[TASK OBJECTIVE] Where a line contains the string "this", copy that line.

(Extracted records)
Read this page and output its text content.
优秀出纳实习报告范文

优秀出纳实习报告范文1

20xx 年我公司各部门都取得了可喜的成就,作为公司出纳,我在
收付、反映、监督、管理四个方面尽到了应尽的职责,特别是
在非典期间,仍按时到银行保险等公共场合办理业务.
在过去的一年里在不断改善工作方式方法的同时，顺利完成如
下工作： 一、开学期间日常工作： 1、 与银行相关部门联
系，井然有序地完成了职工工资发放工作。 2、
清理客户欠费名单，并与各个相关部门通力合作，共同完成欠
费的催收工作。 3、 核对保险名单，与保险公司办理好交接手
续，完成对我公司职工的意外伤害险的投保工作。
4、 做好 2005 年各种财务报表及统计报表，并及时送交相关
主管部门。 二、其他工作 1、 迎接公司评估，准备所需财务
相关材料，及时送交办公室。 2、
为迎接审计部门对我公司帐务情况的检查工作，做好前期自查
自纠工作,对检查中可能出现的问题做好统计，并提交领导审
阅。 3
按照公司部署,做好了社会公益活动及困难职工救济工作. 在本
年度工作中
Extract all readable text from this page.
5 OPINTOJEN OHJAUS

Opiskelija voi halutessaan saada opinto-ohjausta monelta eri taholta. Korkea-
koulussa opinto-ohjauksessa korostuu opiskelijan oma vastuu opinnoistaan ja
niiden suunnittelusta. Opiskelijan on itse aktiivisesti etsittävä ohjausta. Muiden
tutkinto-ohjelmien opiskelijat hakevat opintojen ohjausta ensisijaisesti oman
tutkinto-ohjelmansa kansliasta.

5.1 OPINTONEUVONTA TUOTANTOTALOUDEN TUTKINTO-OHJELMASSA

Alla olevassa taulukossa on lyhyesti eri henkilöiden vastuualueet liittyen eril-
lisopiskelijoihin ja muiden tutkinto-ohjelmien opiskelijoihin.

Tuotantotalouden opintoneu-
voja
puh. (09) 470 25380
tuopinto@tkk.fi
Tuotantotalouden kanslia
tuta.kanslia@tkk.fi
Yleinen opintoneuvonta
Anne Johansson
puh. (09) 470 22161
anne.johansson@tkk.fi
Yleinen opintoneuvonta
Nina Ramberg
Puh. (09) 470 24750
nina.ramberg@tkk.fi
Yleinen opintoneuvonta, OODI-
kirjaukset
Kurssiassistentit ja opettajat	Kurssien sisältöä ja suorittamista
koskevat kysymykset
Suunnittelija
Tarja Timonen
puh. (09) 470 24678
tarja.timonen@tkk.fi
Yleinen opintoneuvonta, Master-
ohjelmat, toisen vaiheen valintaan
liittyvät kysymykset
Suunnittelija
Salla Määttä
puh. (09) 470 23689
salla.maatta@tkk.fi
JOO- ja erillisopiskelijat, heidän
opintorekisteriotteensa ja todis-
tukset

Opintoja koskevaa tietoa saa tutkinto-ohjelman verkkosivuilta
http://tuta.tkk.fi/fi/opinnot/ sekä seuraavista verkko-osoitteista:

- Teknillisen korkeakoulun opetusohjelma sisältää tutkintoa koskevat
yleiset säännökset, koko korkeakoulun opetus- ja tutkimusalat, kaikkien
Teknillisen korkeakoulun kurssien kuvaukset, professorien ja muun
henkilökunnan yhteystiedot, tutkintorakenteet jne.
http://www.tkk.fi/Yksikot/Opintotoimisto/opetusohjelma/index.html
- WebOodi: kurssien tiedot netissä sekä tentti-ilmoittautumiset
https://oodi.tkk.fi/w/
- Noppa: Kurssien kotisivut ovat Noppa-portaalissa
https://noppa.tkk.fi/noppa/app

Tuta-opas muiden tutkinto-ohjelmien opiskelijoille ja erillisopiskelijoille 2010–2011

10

[RESULT]
Read this page and output its text content.
Extract all readable text from this page.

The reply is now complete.